NAEP Decides To Reach-Out To Parents

The organization sponsoring the influential National Assessment of Educational Progress assessments has just announced an effort to reach-out and:

increase awareness among parents about the urgency to improve overall student achievement and reduce achievement gaps by race, ethnicity, and income.

I hope they include helping parents see the limitations of NAEP test results, too.

You can read more about NAEP here.

“Research-based practices forge strong family and community partnerships”

Research-based practices forge strong family and community partnerships is a new report from the organization Leaning Forward.

It’s in their newsletter, Tools For Learning Schools.

I wouldn’t say there’s anything particularly new in it to people with family engagement, but it does provide some good summaries, particularly on Joyce Epstein’s work.

This Week’s Parent Teacher Chat On Twitter

Guest Post by Joe Mazza

Upcoming #PTchat: Parents & Teachers Discuss Ways to Combat Summer Learning Loss

 

Wed., 5/30 9PM EDT

  

As another school year comes to a close, we begin another summer. This week’s Parent-Teacher Chat (#PTchat) on Twitter takes a look at all the way we can keep the learning going through the summer.

• Instruction 1: Find each line in the records that contains the string "title" and copy those lines.

• Records:
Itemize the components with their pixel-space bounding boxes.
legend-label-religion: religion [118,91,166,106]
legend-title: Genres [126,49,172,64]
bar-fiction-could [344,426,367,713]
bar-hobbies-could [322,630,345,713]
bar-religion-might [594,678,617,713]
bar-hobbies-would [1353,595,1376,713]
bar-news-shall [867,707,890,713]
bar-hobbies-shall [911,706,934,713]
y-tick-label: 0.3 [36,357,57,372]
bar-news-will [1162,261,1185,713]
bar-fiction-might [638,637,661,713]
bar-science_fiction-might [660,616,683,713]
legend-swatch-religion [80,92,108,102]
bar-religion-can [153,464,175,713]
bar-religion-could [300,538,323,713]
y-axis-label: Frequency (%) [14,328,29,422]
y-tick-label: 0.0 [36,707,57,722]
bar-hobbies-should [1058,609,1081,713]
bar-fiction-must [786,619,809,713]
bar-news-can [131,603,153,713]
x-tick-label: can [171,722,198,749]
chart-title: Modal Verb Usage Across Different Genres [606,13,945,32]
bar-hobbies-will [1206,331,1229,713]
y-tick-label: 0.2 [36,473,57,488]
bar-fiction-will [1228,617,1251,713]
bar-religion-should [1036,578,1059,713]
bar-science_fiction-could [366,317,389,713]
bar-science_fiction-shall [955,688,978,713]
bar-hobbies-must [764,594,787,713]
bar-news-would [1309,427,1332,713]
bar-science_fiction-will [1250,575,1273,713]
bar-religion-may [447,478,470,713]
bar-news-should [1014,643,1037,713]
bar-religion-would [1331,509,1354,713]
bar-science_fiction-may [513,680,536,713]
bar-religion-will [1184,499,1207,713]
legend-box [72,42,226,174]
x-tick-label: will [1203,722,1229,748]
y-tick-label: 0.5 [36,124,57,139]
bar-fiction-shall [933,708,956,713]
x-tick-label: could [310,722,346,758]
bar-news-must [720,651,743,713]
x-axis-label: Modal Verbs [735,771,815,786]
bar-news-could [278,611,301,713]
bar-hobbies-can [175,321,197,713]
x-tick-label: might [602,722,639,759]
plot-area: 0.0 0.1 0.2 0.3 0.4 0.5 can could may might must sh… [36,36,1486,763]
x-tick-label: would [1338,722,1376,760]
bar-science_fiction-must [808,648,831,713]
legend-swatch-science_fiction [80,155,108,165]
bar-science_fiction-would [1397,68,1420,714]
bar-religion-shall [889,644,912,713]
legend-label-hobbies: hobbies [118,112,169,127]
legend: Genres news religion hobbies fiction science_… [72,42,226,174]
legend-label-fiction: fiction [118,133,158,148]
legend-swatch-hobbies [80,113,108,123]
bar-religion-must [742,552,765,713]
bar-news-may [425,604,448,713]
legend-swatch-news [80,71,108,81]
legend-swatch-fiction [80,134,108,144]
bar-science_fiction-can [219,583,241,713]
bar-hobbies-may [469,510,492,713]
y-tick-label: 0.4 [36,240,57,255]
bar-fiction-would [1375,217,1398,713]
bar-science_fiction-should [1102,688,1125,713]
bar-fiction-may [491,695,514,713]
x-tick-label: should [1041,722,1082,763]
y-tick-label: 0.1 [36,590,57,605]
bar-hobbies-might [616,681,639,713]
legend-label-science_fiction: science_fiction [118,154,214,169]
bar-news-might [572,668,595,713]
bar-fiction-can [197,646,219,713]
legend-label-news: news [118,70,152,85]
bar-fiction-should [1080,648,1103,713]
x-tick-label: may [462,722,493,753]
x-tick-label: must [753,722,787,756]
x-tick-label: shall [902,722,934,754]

• Instruction 2:
Answer these questions using the text about reaching out to parents:
(a) In which newsletter does the report on family and community partnerships appear?
(b) What day and time is the upcoming #PTchat set for?
(c) Who wrote the guest post about the Parent Teacher Chat?

• Response 1:
legend-title: Genres [126,49,172,64]
chart-title: Modal Verb Usage Across Different Genres [606,13,945,32]

• Response 2:
(a) Tools For Learning Schools
(b) Wed., 5/30 at 9PM EDT
(c) Joe Mazza